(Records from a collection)
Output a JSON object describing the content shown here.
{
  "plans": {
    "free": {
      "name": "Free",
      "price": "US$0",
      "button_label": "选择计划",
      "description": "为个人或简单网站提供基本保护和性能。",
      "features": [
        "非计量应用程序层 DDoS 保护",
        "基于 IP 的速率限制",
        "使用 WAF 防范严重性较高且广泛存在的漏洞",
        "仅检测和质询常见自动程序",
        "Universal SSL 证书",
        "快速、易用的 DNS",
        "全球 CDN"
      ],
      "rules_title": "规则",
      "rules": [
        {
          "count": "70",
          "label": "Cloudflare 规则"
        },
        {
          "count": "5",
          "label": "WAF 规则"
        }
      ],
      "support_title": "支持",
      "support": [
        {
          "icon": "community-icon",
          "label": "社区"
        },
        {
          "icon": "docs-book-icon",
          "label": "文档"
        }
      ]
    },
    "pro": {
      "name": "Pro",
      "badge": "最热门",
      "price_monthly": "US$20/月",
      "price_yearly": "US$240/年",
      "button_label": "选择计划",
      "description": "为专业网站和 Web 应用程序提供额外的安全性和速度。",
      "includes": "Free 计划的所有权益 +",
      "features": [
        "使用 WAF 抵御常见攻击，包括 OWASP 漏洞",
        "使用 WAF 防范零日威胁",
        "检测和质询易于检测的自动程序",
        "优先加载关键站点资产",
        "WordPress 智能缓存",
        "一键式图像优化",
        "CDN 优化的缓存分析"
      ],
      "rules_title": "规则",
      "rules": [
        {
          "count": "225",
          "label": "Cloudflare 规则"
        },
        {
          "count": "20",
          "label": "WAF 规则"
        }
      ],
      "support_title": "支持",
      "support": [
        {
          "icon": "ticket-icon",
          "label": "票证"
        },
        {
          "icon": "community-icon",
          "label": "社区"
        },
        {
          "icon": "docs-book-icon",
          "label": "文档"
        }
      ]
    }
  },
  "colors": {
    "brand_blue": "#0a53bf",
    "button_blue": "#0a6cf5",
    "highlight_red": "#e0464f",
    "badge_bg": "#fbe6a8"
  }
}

**EXERCISE REQUIREMENTS**
Copy the records above exactly.

**REPLY TO THE EXERCISE**
Output a JSON object describing the content shown here.
{
  "plans": {
    "free": {
      "name": "Free",
      "price": "US$0",
      "button_label": "选择计划",
      "description": "为个人或简单网站提供基本保护和性能。",
      "features": [
        "非计量应用程序层 DDoS 保护",
        "基于 IP 的速率限制",
        "使用 WAF 防范严重性较高且广泛存在的漏洞",
        "仅检测和质询常见自动程序",
        "Universal SSL 证书",
        "快速、易用的 DNS",
        "全球 CDN"
      ],
      "rules_title": "规则",
      "rules": [
        {
          "count": "70",
          "label": "Cloudflare 规则"
        },
        {
          "count": "5",
          "label": "WAF 规则"
        }
      ],
      "support_title": "支持",
      "support": [
        {
          "icon": "community-icon",
          "label": "社区"
        },
        {
          "icon": "docs-book-icon",
          "label": "文档"
        }
      ]
    },
    "pro": {
      "name": "Pro",
      "badge": "最热门",
      "price_monthly": "US$20/月",
      "price_yearly": "US$240/年",
      "button_label": "选择计划",
      "description": "为专业网站和 Web 应用程序提供额外的安全性和速度。",
      "includes": "Free 计划的所有权益 +",
      "features": [
        "使用 WAF 抵御常见攻击，包括 OWASP 漏洞",
        "使用 WAF 防范零日威胁",
        "检测和质询易于检测的自动程序",
        "优先加载关键站点资产",
        "WordPress 智能缓存",
        "一键式图像优化",
        "CDN 优化的缓存分析"
      ],
      "rules_title": "规则",
      "rules": [
        {
          "count": "225",
          "label": "Cloudflare 规则"
        },
        {
          "count": "20",
          "label": "WAF 规则"
        }
      ],
      "support_title": "支持",
      "support": [
        {
          "icon": "ticket-icon",
          "label": "票证"
        },
        {
          "icon": "community-icon",
          "label": "社区"
        },
        {
          "icon": "docs-book-icon",
          "label": "文档"
        }
      ]
    }
  },
  "colors": {
    "brand_blue": "#0a53bf",
    "button_blue": "#0a6cf5",
    "highlight_red": "#e0464f",
    "badge_bg": "#fbe6a8"
  }
}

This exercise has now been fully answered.